What is expected
Wherever the string "ylabel" occurs in a line of these records, report that line.

Supplied material
/---

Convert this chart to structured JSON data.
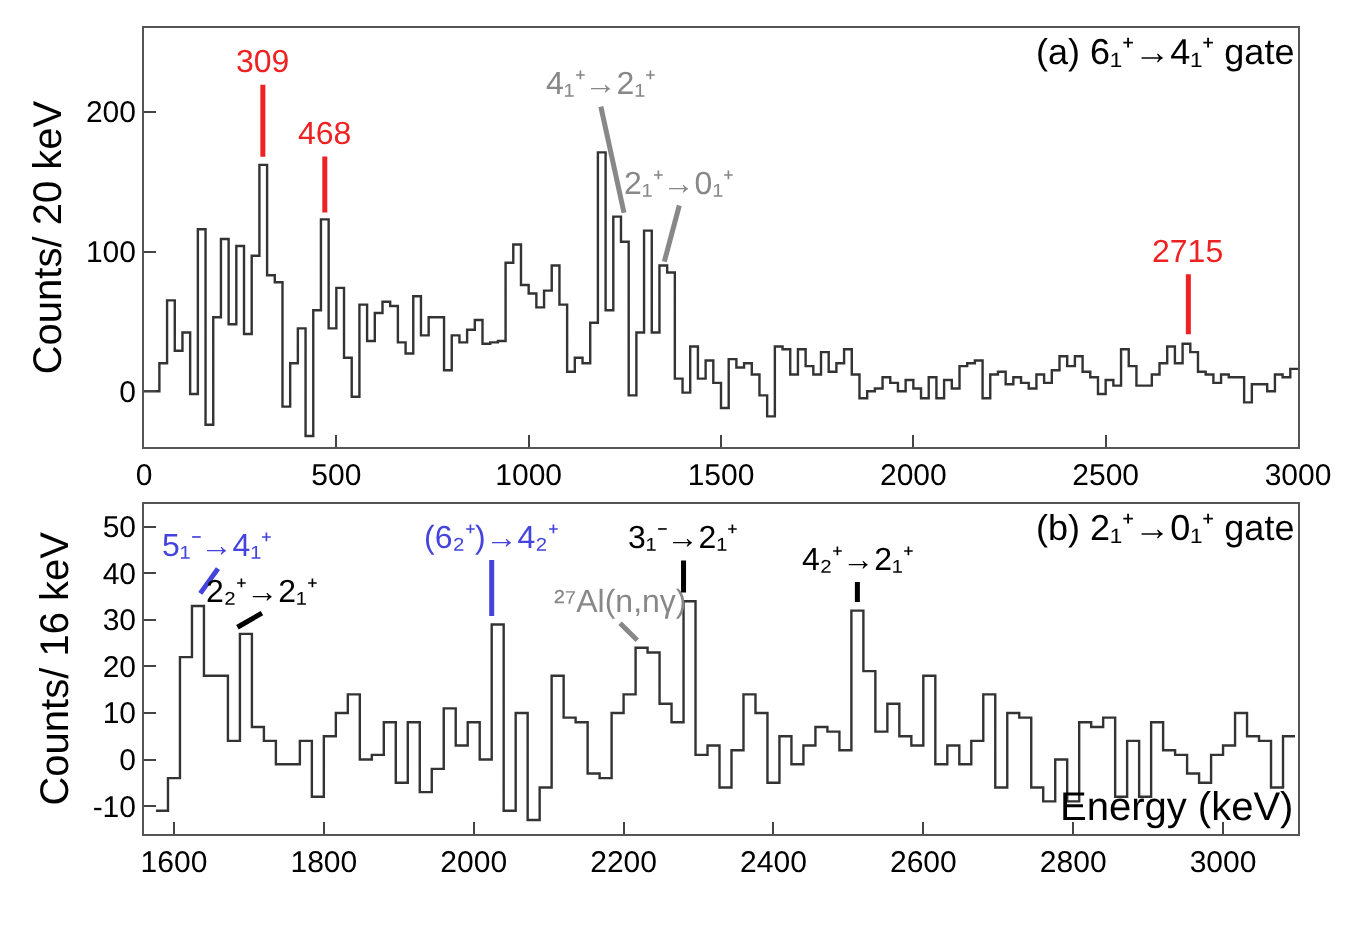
{
  "chart_data": [
    {
      "type": "histogram",
      "ylabel": "Counts/ 20 keV",
      "color": "#333333",
      "bins": [
        0,
        20,
        40,
        60,
        80,
        100,
        120,
        140,
        160,
        180,
        200,
        220,
        240,
        260,
        280,
        300,
        320,
        340,
        360,
        380,
        400,
        420,
        440,
        460,
        480,
        500,
        520,
        540,
        560,
        580,
        600,
        620,
        640,
        660,
        680,
        700,
        720,
        740,
        760,
        780,
        800,
        820,
        840,
        860,
        880,
        900,
        920,
        940,
        960,
        980,
        1000,
        1020,
        1040,
        1060,
        1080,
        1100,
        1120,
        1140,
        1160,
        1180,
        1200,
        1220,
        1240,
        1260,
        1280,
        1300,
        1320,
        1340,
        1360,
        1380,
        1400,
        1420,
        1440,
        1460,
        1480,
        1500,
        1520,
        1540,
        1560,
        1580,
        1600,
        1620,
        1640,
        1660,
        1680,
        1700,
        1720,
        1740,
        1760,
        1780,
        1800,
        1820,
        1840,
        1860,
        1880,
        1900,
        1920,
        1940,
        1960,
        1980,
        2000,
        2020,
        2040,
        2060,
        2080,
        2100,
        2120,
        2140,
        2160,
        2180,
        2200,
        2220,
        2240,
        2260,
        2280,
        2300,
        2320,
        2340,
        2360,
        2380,
        2400,
        2420,
        2440,
        2460,
        2480,
        2500,
        2520,
        2540,
        2560,
        2580,
        2600,
        2620,
        2640,
        2660,
        2680,
        2700,
        2720,
        2740,
        2760,
        2780,
        2800,
        2820,
        2840,
        2860,
        2880,
        2900,
        2920,
        2940,
        2960,
        2980,
        3000
      ],
      "values": [
        0,
        0,
        20,
        65,
        29,
        42,
        -2,
        116,
        -24,
        53,
        109,
        48,
        104,
        41,
        97,
        162,
        83,
        78,
        -11,
        20,
        45,
        -32,
        58,
        123,
        45,
        74,
        24,
        -4,
        62,
        36,
        56,
        64,
        61,
        35,
        27,
        68,
        40,
        53,
        53,
        15,
        40,
        35,
        44,
        51,
        34,
        35,
        36,
        92,
        105,
        76,
        70,
        60,
        72,
        90,
        62,
        14,
        24,
        20,
        49,
        171,
        58,
        125,
        107,
        -3,
        42,
        115,
        42,
        90,
        85,
        9,
        -1,
        32,
        9,
        22,
        6,
        -12,
        23,
        17,
        20,
        12,
        -3,
        -18,
        32,
        30,
        12,
        30,
        18,
        12,
        28,
        14,
        20,
        30,
        12,
        -5,
        0,
        2,
        10,
        6,
        0,
        8,
        2,
        -5,
        10,
        -5,
        8,
        2,
        18,
        20,
        22,
        -5,
        12,
        14,
        5,
        10,
        6,
        2,
        12,
        6,
        15,
        25,
        18,
        25,
        14,
        10,
        -2,
        8,
        4,
        30,
        18,
        4,
        4,
        12,
        20,
        32,
        20,
        34,
        28,
        14,
        12,
        6,
        12,
        10,
        10,
        -8,
        5,
        5,
        0,
        12,
        10,
        16
      ],
      "xlim": [
        0,
        3000
      ],
      "ylim": [
        -40,
        260
      ],
      "xticks": [
        0,
        500,
        1000,
        1500,
        2000,
        2500,
        3000
      ],
      "yticks": [
        0,
        100,
        200
      ],
      "annotations": [
        {
          "text": "309",
          "x": 309,
          "y": 165
        },
        {
          "text": "468",
          "x": 470,
          "y": 125
        },
        {
          "text": "4₁⁺→2₁⁺",
          "x": 1250,
          "y": 125
        },
        {
          "text": "2₁⁺→0₁⁺",
          "x": 1350,
          "y": 90
        },
        {
          "text": "2715",
          "x": 2715,
          "y": 38
        },
        "(a) 6₁⁺→4₁⁺ gate"
      ]
    },
    {
      "type": "histogram",
      "xlabel": "Energy (keV)",
      "ylabel": "Counts/ 16 keV",
      "color": "#333333",
      "bins": [
        1576,
        1592,
        1608,
        1624,
        1640,
        1656,
        1672,
        1688,
        1704,
        1720,
        1736,
        1752,
        1768,
        1784,
        1800,
        1816,
        1832,
        1848,
        1864,
        1880,
        1896,
        1912,
        1928,
        1944,
        1960,
        1976,
        1992,
        2008,
        2024,
        2040,
        2056,
        2072,
        2088,
        2104,
        2120,
        2136,
        2152,
        2168,
        2184,
        2200,
        2216,
        2232,
        2248,
        2264,
        2280,
        2296,
        2312,
        2328,
        2344,
        2360,
        2376,
        2392,
        2408,
        2424,
        2440,
        2456,
        2472,
        2488,
        2504,
        2520,
        2536,
        2552,
        2568,
        2584,
        2600,
        2616,
        2632,
        2648,
        2664,
        2680,
        2696,
        2712,
        2728,
        2744,
        2760,
        2776,
        2792,
        2808,
        2824,
        2840,
        2856,
        2872,
        2888,
        2904,
        2920,
        2936,
        2952,
        2968,
        2984,
        3000,
        3016,
        3032,
        3048,
        3064,
        3080,
        3096
      ],
      "values": [
        -11,
        -4,
        22,
        33,
        18,
        18,
        4,
        27,
        7,
        4,
        -1,
        -1,
        4,
        -8,
        5,
        10,
        14,
        0,
        1,
        8,
        -5,
        8,
        -7,
        -2,
        11,
        3,
        8,
        0,
        29,
        -11,
        10,
        -13,
        -6,
        18,
        9,
        8,
        -3,
        -4,
        10,
        14,
        24,
        23,
        12,
        8,
        34,
        1,
        3,
        -6,
        2,
        14,
        10,
        -5,
        5,
        -1,
        3,
        7,
        6,
        2,
        32,
        19,
        6,
        12,
        5,
        3,
        18,
        -1,
        3,
        -1,
        4,
        14,
        -6,
        10,
        9,
        -6,
        -9,
        0,
        -9,
        8,
        7,
        9,
        -8,
        4,
        -8,
        8,
        2,
        1,
        -3,
        -5,
        1,
        3,
        10,
        5,
        4,
        -6,
        5
      ],
      "xlim": [
        1560,
        3100
      ],
      "ylim": [
        -16,
        55
      ],
      "xticks": [
        1600,
        1800,
        2000,
        2200,
        2400,
        2600,
        2800,
        3000
      ],
      "yticks": [
        -10,
        0,
        10,
        20,
        30,
        40,
        50
      ],
      "annotations": [
        {
          "text": "5₁⁻→4₁⁺",
          "x": 1632,
          "y": 35
        },
        {
          "text": "2₂⁺→2₁⁺",
          "x": 1680,
          "y": 28
        },
        {
          "text": "(6₂⁺)→4₂⁺",
          "x": 2024,
          "y": 30
        },
        {
          "text": "²⁷Al(n,nγ)",
          "x": 2222,
          "y": 25
        },
        {
          "text": "3₁⁻→2₁⁺",
          "x": 2280,
          "y": 35
        },
        {
          "text": "4₂⁺→2₁⁺",
          "x": 2512,
          "y": 33
        },
        "(b) 2₁⁺→0₁⁺ gate"
      ]
    }
  ]
}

\---

Response
      "ylabel": "Counts/ 20 keV",
      "ylabel": "Counts/ 16 keV",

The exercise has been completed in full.